Archaeological record

  • The archaeological record exists as a repository. Inside lie the decaying material remains of ancient beings and civilisations. As archaeologists approach their work, they encounter raw data from the archaeological record that serves as the source of their evidence to interpret.

Australian height datum (AHD)

  • The datum used to determine elevations in Australia. The AHD is based on mean sea level being zero elevation.

Automated Title System (ATS)

  • The Automated Title System is the computerised legal register of freehold land, state tenure land and reserve land in Queensland. The system also automates elements of the document receiving, lodgement, tracking and registration processes.

Azimuth

  • The horizontal angle measured from the meridian planes (i.e. a plane which contains the polar axis, being true north).

Baseline

  • A surveyed line usually several kilometres long. It is established with the utmost precision available at the time. Surveys refer to the baseline for coordination and correlation. The baseline accumulates distances throughout a triangulation network, extending to other baselines, providing further integrated control.

:: Supplied data ::
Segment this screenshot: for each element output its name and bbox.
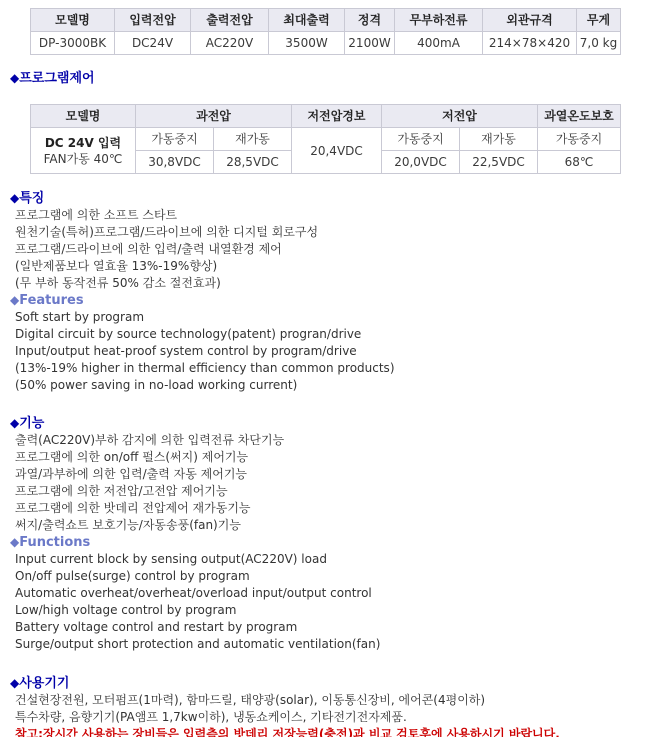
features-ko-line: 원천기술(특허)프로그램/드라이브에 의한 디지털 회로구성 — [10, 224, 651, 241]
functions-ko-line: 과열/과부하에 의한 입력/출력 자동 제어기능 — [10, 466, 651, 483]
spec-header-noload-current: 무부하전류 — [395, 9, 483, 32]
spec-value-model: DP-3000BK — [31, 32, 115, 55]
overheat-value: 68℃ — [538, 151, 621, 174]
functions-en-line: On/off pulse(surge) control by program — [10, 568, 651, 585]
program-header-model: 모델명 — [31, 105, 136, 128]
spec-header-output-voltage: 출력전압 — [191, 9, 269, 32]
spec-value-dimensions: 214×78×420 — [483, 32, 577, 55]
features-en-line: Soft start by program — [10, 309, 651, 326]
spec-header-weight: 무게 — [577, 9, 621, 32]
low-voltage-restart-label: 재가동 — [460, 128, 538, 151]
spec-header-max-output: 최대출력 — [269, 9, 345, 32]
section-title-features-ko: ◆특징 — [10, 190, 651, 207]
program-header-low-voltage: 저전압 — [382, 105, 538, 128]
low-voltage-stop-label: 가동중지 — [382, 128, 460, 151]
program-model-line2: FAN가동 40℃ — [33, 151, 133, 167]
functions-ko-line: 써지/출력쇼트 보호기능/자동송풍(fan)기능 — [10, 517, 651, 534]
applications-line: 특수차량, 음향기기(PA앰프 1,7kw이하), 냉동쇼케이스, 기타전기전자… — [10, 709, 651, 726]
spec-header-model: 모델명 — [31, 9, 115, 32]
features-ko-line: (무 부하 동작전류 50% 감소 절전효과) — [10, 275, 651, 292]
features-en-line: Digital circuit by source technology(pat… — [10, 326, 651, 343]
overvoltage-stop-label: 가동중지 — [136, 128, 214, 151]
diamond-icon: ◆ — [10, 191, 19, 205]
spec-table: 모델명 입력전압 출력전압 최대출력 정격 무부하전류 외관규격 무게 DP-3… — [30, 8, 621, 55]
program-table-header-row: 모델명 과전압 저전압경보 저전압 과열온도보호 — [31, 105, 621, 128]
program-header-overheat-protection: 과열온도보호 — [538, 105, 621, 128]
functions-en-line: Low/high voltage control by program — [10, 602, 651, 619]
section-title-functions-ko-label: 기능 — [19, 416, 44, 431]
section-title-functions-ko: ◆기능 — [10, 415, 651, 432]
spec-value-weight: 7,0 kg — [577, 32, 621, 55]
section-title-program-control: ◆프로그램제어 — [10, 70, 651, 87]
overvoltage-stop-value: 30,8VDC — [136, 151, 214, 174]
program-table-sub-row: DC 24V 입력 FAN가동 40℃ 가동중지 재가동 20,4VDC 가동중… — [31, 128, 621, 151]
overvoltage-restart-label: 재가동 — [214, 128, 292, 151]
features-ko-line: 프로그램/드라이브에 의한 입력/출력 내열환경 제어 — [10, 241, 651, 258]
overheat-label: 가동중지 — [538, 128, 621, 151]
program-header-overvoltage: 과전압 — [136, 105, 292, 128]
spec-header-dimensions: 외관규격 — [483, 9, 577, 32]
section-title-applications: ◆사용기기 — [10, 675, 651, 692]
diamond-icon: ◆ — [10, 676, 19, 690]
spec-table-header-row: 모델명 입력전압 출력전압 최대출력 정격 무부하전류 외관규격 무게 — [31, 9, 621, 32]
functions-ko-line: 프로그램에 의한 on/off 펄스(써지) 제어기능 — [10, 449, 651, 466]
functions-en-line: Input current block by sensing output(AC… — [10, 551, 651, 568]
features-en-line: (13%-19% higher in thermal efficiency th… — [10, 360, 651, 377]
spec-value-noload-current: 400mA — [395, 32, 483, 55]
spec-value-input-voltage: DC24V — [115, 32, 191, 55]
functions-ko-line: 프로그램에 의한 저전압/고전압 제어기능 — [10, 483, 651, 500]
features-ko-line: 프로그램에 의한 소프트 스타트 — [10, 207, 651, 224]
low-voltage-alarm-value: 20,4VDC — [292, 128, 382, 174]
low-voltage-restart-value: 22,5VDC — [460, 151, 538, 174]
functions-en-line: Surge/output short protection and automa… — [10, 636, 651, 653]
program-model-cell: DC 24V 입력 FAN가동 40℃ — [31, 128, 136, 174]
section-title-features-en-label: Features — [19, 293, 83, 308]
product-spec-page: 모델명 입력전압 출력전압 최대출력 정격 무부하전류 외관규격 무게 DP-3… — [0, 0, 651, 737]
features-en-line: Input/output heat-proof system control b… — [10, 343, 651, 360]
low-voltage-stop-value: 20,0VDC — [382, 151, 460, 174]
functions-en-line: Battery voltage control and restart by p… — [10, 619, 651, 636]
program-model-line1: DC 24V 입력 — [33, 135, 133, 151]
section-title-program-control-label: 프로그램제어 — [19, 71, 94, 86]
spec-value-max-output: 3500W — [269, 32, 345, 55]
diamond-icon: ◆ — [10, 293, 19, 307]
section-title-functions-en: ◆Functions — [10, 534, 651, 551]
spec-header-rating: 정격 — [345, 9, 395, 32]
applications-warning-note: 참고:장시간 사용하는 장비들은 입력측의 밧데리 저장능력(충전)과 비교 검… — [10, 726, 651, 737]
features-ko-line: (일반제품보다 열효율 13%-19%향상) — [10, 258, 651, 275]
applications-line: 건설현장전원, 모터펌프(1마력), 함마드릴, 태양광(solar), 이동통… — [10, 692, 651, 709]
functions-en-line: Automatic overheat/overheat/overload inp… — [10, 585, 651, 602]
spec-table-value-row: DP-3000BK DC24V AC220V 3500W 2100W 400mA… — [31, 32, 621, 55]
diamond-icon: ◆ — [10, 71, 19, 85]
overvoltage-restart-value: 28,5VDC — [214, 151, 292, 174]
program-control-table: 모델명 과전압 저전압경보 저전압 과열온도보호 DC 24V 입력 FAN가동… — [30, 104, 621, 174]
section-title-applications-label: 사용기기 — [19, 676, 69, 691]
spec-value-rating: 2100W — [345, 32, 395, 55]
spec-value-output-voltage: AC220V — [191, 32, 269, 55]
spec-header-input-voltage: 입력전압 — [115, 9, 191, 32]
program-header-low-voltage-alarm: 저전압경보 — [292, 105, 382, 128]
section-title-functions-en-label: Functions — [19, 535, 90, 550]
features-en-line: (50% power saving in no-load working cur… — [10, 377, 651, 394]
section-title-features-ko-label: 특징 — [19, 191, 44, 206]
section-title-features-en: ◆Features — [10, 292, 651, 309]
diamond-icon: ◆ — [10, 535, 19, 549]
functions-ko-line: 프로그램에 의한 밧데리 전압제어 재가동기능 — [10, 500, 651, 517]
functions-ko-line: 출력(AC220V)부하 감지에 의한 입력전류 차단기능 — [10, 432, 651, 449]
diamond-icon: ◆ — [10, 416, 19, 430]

==

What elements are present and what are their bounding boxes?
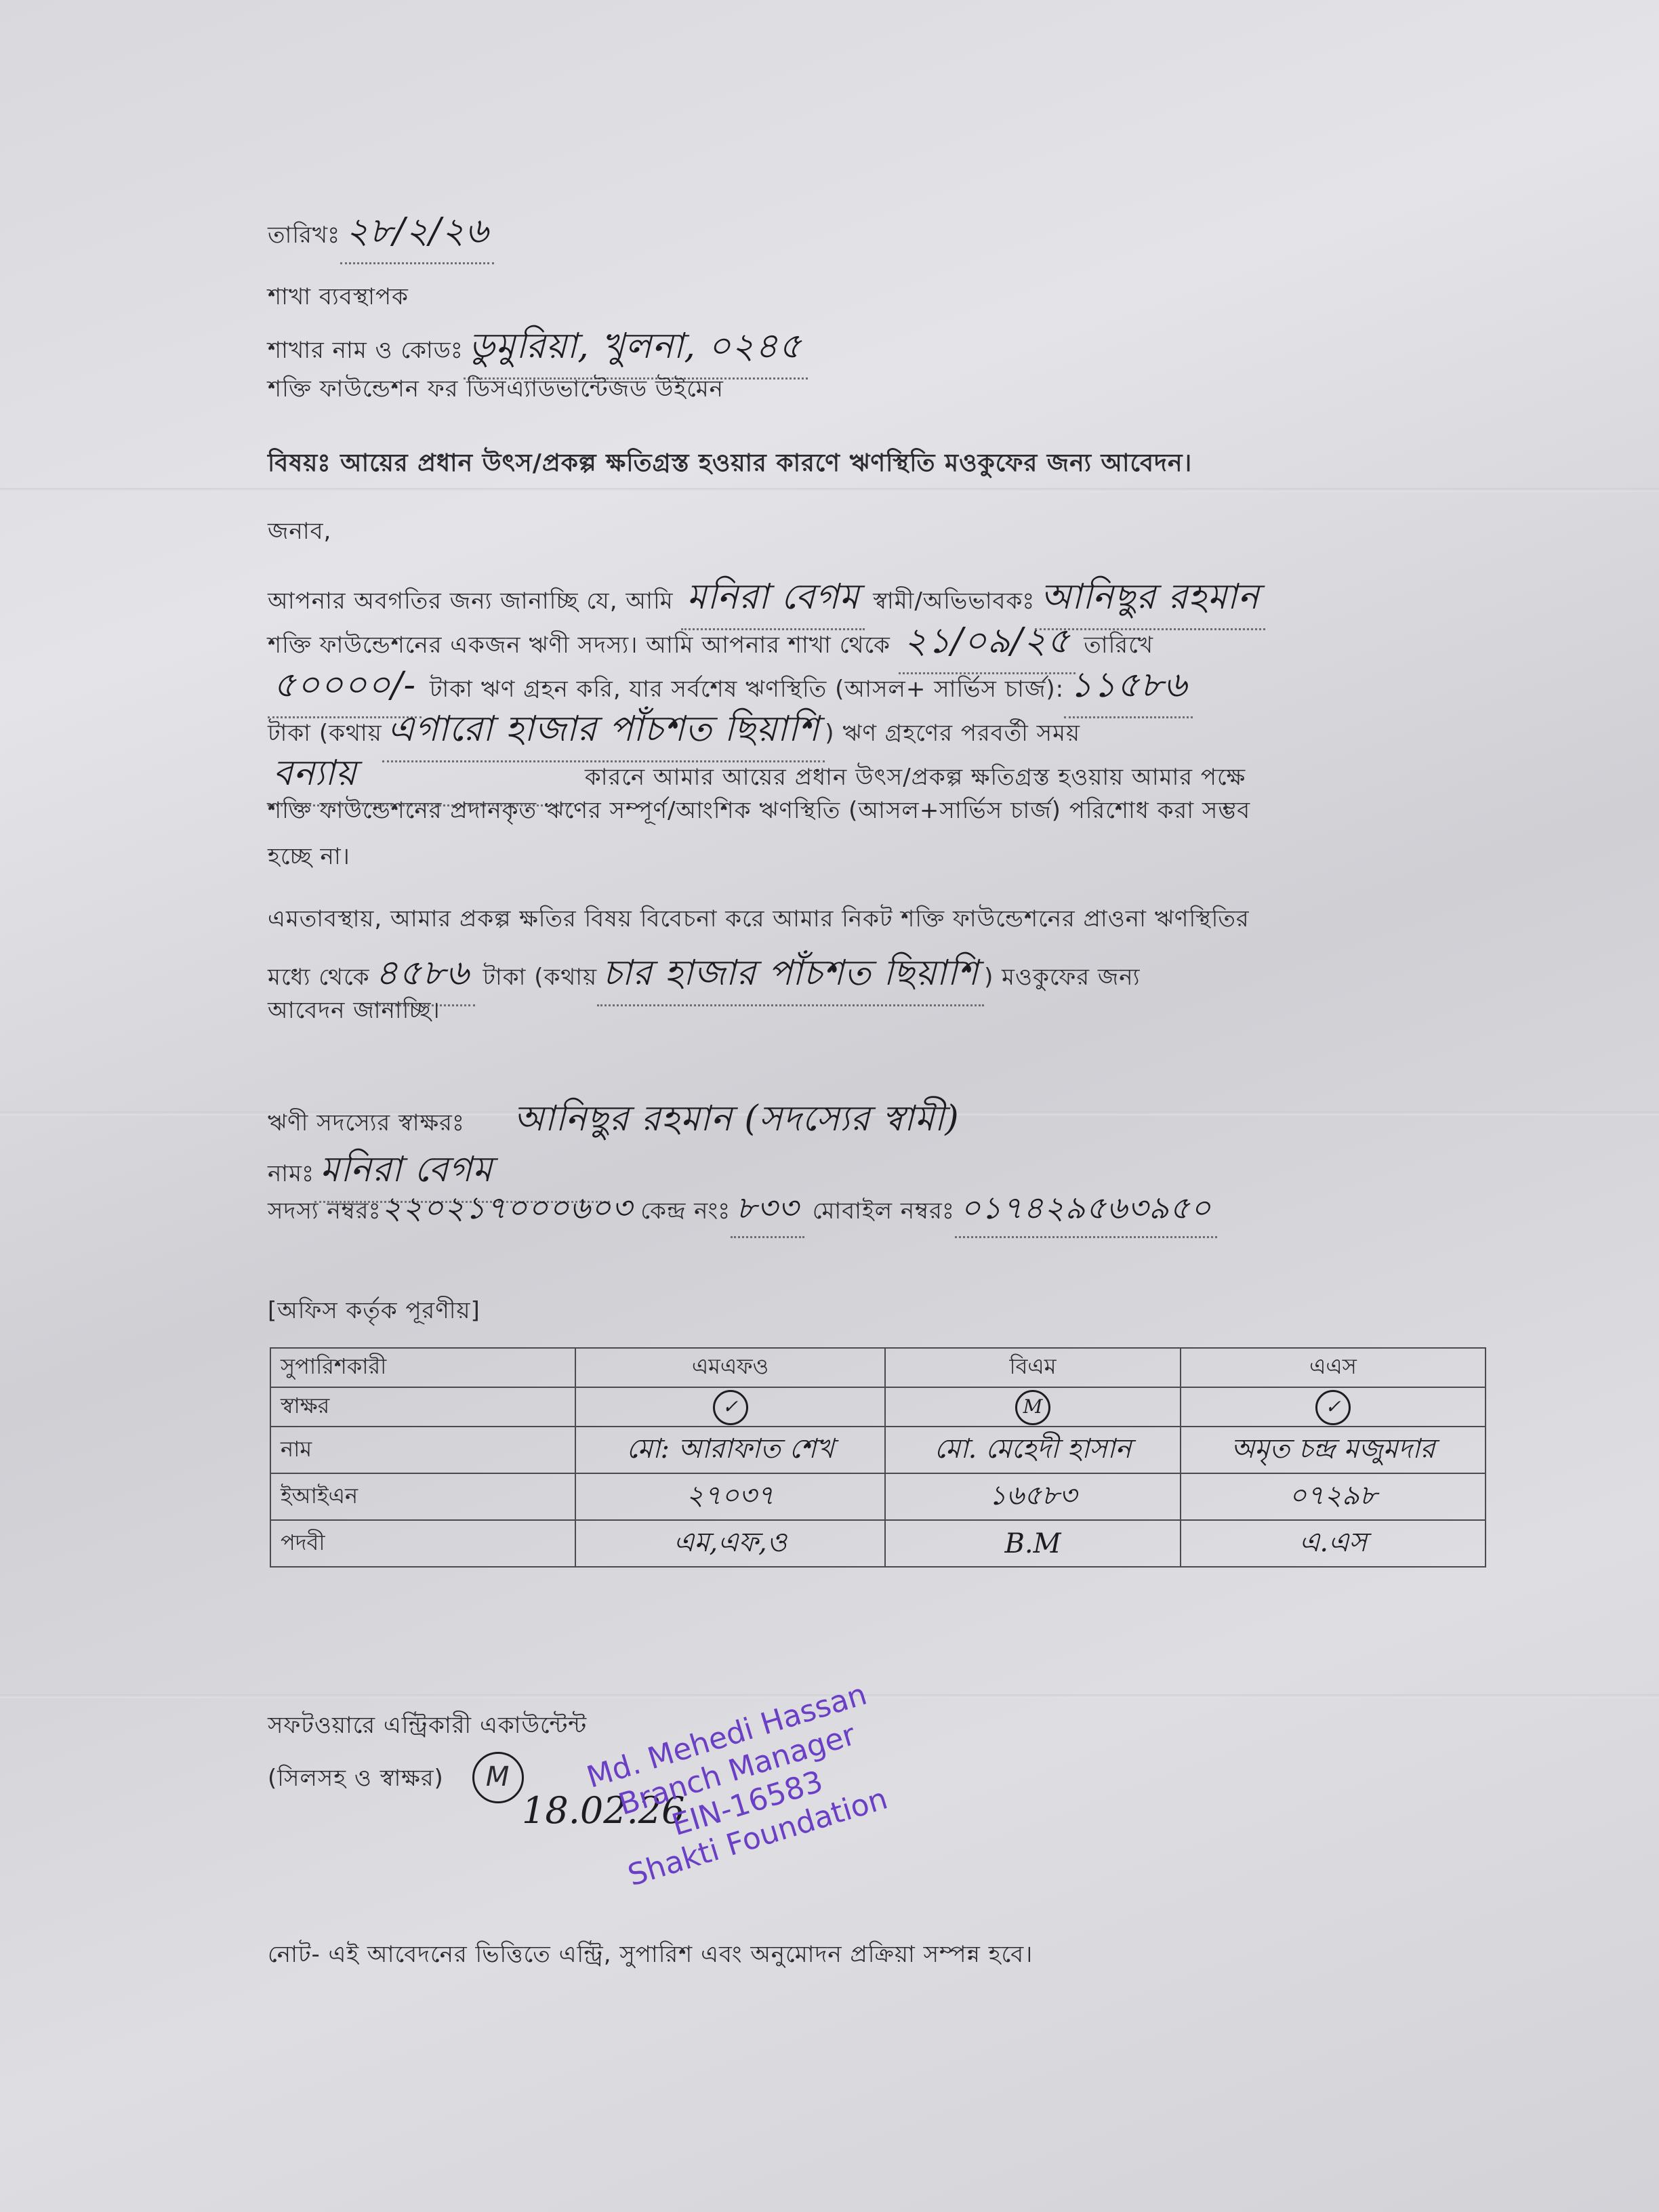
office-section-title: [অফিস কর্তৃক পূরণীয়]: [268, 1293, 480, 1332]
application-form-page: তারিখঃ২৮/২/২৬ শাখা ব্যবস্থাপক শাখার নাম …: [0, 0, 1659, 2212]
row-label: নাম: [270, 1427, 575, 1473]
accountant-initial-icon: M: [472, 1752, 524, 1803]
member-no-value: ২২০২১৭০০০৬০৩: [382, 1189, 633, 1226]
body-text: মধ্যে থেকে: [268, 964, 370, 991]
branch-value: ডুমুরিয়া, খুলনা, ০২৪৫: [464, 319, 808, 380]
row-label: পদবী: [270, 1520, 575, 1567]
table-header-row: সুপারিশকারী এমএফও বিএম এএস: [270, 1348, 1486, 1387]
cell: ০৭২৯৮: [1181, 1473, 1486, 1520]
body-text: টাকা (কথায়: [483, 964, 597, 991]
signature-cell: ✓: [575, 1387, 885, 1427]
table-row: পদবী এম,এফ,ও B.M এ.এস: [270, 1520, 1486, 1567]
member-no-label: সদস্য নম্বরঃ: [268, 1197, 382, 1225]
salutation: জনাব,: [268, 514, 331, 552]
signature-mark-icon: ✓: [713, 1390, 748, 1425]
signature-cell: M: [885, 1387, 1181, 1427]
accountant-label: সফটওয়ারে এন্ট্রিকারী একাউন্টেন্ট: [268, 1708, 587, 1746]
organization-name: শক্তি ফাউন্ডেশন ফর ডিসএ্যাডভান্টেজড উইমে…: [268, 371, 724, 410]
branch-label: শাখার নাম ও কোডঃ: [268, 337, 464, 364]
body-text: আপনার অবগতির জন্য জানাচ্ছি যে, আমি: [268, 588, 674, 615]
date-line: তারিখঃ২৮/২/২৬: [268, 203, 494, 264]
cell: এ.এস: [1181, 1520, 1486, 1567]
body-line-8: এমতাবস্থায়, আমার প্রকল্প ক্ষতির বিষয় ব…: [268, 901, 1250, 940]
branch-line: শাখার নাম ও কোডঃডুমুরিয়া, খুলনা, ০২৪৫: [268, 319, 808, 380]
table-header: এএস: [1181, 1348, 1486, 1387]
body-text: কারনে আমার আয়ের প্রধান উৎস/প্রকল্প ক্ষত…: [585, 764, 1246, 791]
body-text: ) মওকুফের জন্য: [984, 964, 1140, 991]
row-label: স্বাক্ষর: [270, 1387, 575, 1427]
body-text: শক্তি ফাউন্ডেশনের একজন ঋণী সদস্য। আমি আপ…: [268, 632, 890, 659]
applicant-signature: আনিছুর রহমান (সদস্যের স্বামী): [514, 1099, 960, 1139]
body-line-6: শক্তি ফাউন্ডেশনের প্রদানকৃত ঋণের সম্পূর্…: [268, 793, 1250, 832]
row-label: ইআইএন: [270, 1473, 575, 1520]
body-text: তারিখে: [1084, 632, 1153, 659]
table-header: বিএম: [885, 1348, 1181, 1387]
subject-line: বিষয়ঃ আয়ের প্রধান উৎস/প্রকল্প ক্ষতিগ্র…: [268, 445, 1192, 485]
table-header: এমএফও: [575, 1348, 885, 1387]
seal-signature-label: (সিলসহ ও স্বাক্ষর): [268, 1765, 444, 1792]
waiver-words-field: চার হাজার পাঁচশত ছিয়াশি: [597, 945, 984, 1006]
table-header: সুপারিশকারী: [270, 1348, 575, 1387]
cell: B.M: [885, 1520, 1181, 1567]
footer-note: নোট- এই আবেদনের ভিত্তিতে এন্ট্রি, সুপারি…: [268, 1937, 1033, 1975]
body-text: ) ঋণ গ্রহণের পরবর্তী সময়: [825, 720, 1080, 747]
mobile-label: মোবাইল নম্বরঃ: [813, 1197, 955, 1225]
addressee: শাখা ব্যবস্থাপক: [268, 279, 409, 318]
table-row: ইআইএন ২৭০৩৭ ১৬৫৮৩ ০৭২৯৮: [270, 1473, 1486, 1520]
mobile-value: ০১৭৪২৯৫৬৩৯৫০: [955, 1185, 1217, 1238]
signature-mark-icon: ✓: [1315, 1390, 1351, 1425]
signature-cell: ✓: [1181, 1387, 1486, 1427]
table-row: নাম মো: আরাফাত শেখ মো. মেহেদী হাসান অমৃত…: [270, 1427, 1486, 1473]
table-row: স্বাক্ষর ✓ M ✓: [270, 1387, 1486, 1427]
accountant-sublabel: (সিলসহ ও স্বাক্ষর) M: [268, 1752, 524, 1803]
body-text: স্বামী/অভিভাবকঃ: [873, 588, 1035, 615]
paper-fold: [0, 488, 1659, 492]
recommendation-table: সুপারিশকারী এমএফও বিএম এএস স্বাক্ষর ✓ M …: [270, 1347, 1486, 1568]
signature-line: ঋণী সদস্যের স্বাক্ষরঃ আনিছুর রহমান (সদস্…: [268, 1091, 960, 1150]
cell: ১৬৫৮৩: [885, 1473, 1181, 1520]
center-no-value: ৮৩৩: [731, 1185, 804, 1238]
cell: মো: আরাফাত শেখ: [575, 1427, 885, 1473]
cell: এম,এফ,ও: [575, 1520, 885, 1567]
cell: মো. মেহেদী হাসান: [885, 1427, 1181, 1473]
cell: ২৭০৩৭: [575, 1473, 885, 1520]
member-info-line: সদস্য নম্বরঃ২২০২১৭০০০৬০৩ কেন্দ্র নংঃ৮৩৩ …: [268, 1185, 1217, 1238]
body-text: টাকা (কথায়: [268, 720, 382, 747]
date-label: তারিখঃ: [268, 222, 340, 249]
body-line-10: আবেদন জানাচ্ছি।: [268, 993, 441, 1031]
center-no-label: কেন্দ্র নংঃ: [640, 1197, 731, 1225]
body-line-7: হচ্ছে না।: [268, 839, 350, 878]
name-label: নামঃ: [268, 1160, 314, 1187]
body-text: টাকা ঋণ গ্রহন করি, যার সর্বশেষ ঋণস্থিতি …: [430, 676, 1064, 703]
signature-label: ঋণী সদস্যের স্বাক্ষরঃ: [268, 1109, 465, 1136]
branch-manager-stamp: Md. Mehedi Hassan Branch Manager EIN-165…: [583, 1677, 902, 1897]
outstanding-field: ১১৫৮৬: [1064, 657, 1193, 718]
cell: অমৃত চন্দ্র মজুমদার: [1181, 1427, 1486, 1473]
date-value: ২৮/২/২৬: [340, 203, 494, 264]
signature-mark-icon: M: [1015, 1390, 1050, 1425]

:: What you should do ::
Please carry on the glossary of surveying and land terms from its last entry, "Baseline", adding new entries in the same style. The data has no role here.

:: Answer to this problem ::
Beam compass

  • A drafting instrument used for drawing circles with a long radius. The point and scribe are separate units, mounted to slide and clamp on a long beam.

Bearings

  • Bearings are used to indicate angular orientation with respect to the Earth. The angular measure is always within the range of 0–90 degrees. Bearings consist of 3 components:
    • the cardinal direction of the nearest end of the meridian (N or S)
    • the angle measured from the nearest end of the meridian
    • the cardinal point indicating the direction of deflection from the meridian (E or W).

Bench mark

  • A permanent object, natural or artificial, displaying a marked point whose elevation above or below an adopted datum is known.

Blaze

  • A mark carved in a tree trunk at about breast height, signifying close proximity of a survey line.

Building unit plan (BUP)

  • Building unit plans (BUPs) and group title plans (GTPs), are plan types that existed under the Building Units and Group Titles Act 1980, which has been superseded by the Body Corporate and Community Management Act 1997. Both plan types are characterised by collectively administered subdivisions. The collective administration was managed by a body corporate.

Cadastral

  • A Latin term from cadastre referring to a registry of lands. Cadastral surveying is the process of determining and defining land ownership and boundaries.

Cadastral map

  • A map depicting land parcels and associated nomenclature.

Cartography

  • The art and science of the production of maps. This includes the construction of projections, design, compilation, drafting and reproduction.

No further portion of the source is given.